## Brief
Below are some records. Say how many of their lines include the string "color", giving only the number.

** Start **

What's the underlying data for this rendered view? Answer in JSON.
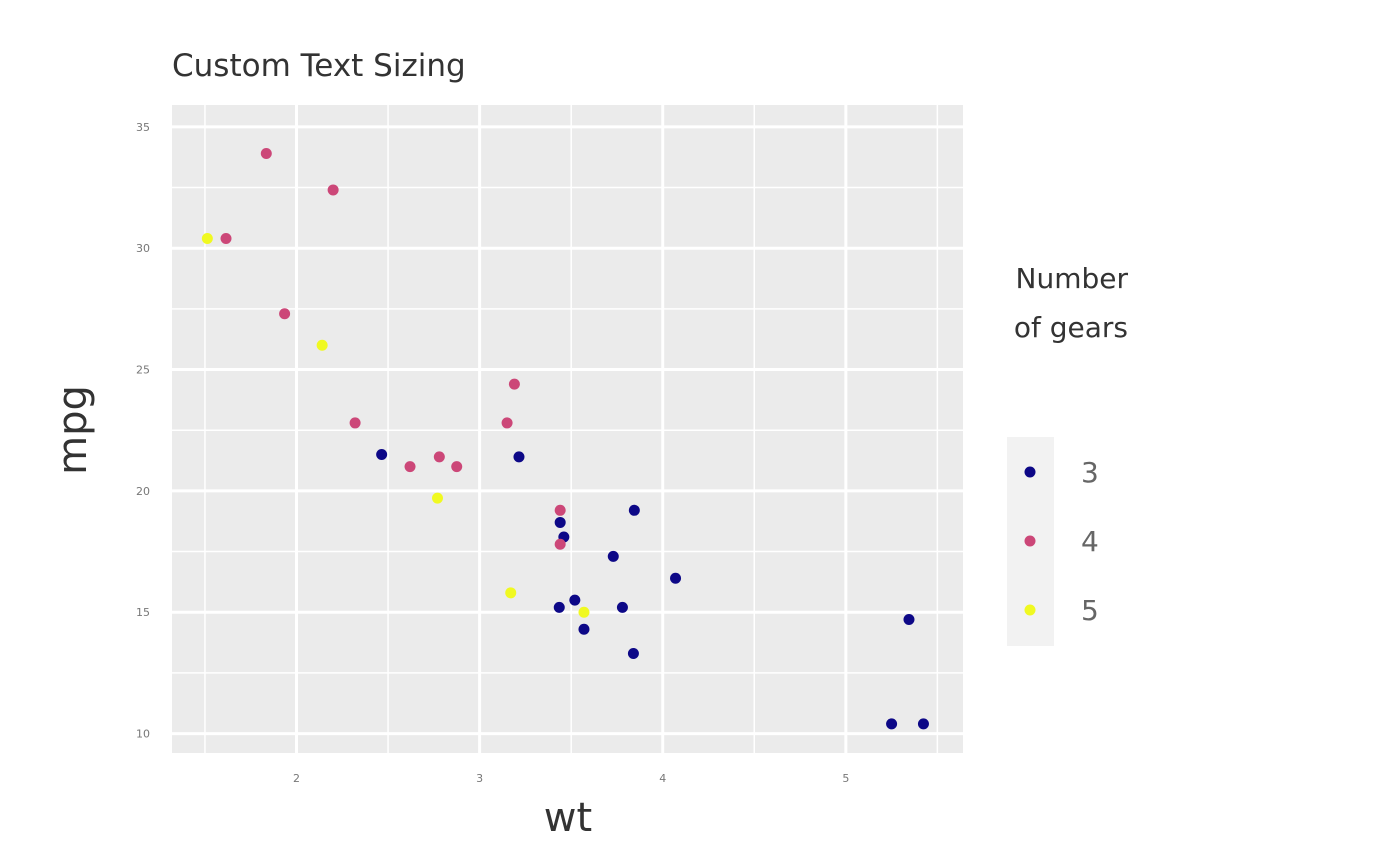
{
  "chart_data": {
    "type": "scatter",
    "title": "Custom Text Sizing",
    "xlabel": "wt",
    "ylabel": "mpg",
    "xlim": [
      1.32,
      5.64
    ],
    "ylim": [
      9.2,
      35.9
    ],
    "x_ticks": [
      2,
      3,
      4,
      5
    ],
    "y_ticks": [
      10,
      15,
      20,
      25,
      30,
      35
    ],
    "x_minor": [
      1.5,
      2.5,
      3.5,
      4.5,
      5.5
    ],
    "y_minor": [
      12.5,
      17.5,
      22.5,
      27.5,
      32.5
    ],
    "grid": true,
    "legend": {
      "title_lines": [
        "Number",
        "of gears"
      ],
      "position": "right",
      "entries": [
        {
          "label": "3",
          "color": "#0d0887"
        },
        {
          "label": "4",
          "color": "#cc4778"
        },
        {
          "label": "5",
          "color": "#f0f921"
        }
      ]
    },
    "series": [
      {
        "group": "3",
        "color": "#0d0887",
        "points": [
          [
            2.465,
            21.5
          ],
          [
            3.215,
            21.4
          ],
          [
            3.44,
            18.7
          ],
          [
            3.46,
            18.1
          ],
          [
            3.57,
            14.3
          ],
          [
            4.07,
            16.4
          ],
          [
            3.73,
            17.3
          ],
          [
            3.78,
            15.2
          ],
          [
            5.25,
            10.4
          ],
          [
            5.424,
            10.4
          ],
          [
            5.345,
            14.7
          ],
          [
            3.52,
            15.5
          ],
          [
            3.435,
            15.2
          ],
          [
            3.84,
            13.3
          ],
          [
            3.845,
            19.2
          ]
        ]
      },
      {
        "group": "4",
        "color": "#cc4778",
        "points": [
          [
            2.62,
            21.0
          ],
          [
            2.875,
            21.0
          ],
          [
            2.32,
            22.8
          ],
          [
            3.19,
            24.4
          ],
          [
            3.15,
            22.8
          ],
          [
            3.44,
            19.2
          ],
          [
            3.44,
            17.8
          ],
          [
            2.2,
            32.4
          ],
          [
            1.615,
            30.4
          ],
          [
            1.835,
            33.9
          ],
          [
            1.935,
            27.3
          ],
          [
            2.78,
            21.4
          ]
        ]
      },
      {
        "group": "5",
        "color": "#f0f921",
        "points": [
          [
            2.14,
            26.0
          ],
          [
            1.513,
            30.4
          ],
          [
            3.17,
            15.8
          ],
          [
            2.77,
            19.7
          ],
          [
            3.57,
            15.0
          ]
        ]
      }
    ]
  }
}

** End **

## Task response
6